Part of a data file:
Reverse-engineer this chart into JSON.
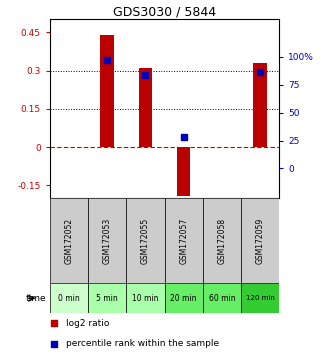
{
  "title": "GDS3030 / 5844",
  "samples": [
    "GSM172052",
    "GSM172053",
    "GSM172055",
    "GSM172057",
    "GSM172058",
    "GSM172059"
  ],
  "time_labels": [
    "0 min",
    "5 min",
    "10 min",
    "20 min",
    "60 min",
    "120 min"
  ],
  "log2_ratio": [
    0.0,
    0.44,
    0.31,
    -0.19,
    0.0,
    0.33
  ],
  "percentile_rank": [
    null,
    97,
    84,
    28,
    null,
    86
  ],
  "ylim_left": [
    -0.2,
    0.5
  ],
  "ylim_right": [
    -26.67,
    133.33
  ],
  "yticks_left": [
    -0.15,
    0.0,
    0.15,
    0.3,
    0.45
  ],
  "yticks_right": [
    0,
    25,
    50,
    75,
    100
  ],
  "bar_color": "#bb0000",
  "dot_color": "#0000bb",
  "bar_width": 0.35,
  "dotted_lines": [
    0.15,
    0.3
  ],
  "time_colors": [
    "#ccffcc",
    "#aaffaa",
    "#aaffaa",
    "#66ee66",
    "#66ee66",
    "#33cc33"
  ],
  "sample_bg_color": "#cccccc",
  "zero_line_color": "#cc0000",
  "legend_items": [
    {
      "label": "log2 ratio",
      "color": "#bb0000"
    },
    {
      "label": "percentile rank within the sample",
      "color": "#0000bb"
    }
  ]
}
...
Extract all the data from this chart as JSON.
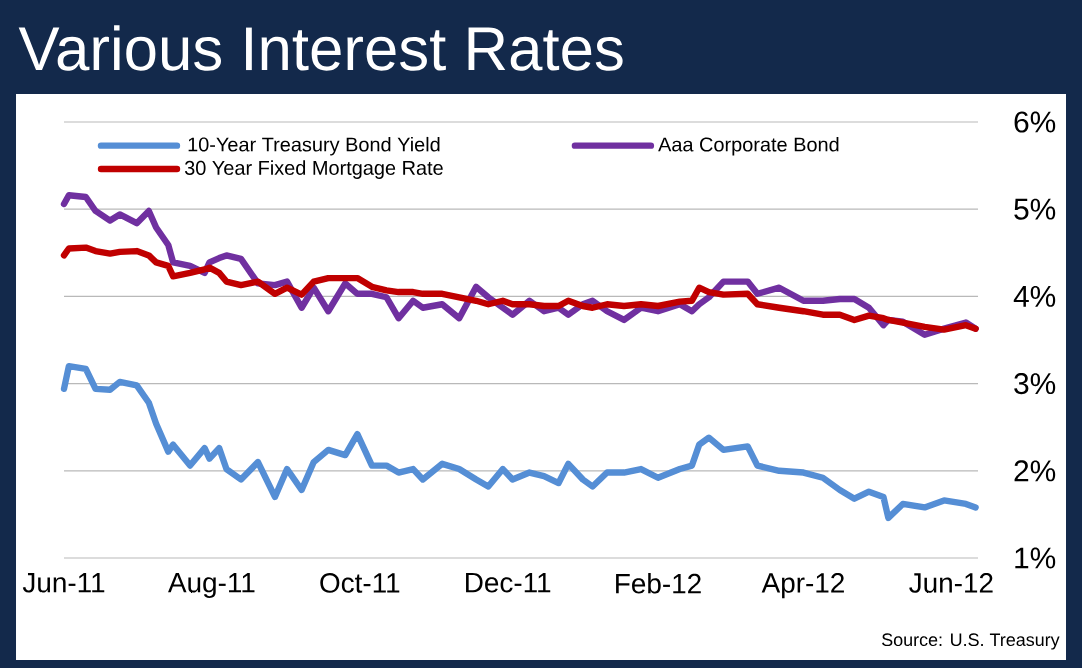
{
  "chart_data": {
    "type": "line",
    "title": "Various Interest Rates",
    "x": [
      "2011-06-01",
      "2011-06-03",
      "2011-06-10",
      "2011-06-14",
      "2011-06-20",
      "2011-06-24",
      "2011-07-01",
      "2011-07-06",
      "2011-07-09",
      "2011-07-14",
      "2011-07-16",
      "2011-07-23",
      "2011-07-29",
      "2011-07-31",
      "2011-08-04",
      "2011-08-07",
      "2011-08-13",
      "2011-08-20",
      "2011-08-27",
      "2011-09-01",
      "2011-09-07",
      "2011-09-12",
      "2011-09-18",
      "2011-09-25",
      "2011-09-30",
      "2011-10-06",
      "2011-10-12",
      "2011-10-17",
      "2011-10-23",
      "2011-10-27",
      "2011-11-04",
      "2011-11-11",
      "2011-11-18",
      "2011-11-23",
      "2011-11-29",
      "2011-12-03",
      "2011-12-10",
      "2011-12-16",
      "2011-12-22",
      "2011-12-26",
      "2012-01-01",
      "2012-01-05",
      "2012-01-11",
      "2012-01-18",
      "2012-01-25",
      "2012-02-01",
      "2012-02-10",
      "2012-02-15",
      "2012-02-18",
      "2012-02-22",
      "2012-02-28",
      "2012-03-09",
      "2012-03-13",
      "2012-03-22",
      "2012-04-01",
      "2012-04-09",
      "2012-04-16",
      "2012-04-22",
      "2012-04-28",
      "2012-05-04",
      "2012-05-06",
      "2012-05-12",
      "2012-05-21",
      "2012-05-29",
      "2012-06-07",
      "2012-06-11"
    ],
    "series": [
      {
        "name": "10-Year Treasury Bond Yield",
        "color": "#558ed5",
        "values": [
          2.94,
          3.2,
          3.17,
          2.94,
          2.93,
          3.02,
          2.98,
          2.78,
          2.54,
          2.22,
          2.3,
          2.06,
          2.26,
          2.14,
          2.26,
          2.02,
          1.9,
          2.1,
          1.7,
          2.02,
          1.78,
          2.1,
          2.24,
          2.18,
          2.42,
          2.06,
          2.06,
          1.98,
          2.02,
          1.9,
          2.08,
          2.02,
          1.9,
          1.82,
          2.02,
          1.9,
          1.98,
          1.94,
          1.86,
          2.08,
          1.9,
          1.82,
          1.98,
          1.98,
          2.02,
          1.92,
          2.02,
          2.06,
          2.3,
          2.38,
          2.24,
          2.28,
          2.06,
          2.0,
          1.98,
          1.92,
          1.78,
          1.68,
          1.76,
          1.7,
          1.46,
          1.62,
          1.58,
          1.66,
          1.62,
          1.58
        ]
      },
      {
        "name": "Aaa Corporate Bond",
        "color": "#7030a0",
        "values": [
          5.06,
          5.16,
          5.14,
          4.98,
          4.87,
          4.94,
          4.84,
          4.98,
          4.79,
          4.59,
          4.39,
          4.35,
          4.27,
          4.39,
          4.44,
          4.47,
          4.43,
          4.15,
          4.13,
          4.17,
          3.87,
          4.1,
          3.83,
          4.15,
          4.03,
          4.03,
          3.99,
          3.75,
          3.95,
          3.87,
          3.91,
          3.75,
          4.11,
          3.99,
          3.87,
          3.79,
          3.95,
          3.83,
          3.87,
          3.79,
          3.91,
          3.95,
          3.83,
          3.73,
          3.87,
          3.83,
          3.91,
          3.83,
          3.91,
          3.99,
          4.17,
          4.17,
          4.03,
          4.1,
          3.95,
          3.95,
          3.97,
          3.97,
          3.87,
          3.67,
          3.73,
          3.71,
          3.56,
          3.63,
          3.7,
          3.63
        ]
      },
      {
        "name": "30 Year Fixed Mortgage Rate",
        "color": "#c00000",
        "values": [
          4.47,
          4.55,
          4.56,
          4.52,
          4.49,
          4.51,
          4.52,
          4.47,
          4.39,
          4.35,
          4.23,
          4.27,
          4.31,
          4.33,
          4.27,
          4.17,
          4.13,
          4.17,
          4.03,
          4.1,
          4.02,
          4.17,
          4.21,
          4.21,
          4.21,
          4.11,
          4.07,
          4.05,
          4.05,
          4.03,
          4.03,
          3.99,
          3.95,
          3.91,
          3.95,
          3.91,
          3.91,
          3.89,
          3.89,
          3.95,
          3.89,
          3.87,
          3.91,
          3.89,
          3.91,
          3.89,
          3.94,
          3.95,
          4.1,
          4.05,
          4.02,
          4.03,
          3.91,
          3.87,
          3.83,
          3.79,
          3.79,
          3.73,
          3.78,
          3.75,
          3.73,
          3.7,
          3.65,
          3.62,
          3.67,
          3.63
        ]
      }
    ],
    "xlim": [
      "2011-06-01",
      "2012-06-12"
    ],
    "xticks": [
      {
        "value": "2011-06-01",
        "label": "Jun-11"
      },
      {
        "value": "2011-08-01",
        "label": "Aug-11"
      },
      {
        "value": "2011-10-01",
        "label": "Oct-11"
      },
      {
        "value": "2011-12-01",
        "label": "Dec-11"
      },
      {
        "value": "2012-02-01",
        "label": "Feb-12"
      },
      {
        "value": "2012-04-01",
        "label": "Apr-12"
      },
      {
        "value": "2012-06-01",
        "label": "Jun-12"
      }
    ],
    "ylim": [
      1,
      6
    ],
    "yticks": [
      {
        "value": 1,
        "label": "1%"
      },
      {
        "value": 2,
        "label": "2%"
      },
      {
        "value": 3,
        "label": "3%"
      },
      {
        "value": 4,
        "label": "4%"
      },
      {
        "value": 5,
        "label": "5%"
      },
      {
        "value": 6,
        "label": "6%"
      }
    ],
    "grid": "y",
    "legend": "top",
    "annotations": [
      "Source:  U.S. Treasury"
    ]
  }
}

### [The task]
Locate the lines above that contain "Treasury" and copy them.

### [Expected answer]
        "name": "10-Year Treasury Bond Yield",
      "Source:  U.S. Treasury"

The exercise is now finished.